* Start DATA PROVIDED *

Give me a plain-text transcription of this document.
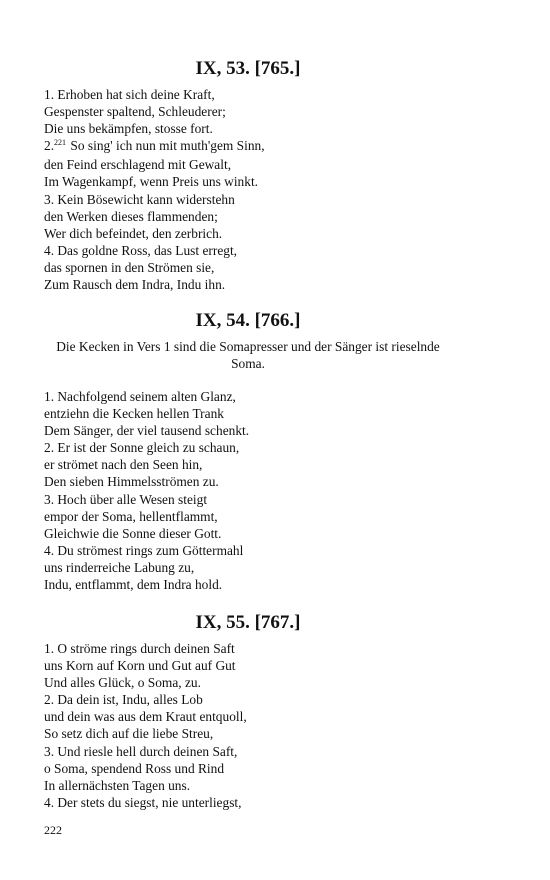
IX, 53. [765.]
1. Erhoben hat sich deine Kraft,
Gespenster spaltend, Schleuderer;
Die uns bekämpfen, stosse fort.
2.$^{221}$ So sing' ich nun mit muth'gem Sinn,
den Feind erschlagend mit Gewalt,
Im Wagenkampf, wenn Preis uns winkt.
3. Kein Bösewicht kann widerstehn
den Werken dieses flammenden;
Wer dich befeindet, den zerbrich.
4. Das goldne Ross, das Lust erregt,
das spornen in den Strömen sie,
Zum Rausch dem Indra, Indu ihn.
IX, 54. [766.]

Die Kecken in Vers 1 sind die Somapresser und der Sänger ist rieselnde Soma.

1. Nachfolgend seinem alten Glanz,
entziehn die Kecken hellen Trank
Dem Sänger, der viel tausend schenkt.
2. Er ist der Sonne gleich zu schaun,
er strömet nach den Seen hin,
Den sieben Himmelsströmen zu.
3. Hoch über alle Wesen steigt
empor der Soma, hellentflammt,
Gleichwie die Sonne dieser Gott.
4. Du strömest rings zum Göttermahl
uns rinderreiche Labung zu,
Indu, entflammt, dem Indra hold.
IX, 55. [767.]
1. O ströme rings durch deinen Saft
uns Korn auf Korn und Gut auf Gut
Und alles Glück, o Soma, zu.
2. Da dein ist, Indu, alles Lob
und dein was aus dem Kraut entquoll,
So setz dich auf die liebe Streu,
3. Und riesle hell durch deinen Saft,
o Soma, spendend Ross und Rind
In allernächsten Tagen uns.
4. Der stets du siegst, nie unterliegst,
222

* End DATA PROVIDED *

▶ _WHAT IS BEING ASKED_
Give all the lines above again, character for character, without pictures.

▶ _CORRECT OUTPUT_
Give me a plain-text transcription of this document.
IX, 53. [765.]
1. Erhoben hat sich deine Kraft,
Gespenster spaltend, Schleuderer;
Die uns bekämpfen, stosse fort.
2.$^{221}$ So sing' ich nun mit muth'gem Sinn,
den Feind erschlagend mit Gewalt,
Im Wagenkampf, wenn Preis uns winkt.
3. Kein Bösewicht kann widerstehn
den Werken dieses flammenden;
Wer dich befeindet, den zerbrich.
4. Das goldne Ross, das Lust erregt,
das spornen in den Strömen sie,
Zum Rausch dem Indra, Indu ihn.
IX, 54. [766.]

Die Kecken in Vers 1 sind die Somapresser und der Sänger ist rieselnde Soma.

1. Nachfolgend seinem alten Glanz,
entziehn die Kecken hellen Trank
Dem Sänger, der viel tausend schenkt.
2. Er ist der Sonne gleich zu schaun,
er strömet nach den Seen hin,
Den sieben Himmelsströmen zu.
3. Hoch über alle Wesen steigt
empor der Soma, hellentflammt,
Gleichwie die Sonne dieser Gott.
4. Du strömest rings zum Göttermahl
uns rinderreiche Labung zu,
Indu, entflammt, dem Indra hold.
IX, 55. [767.]
1. O ströme rings durch deinen Saft
uns Korn auf Korn und Gut auf Gut
Und alles Glück, o Soma, zu.
2. Da dein ist, Indu, alles Lob
und dein was aus dem Kraut entquoll,
So setz dich auf die liebe Streu,
3. Und riesle hell durch deinen Saft,
o Soma, spendend Ross und Rind
In allernächsten Tagen uns.
4. Der stets du siegst, nie unterliegst,
222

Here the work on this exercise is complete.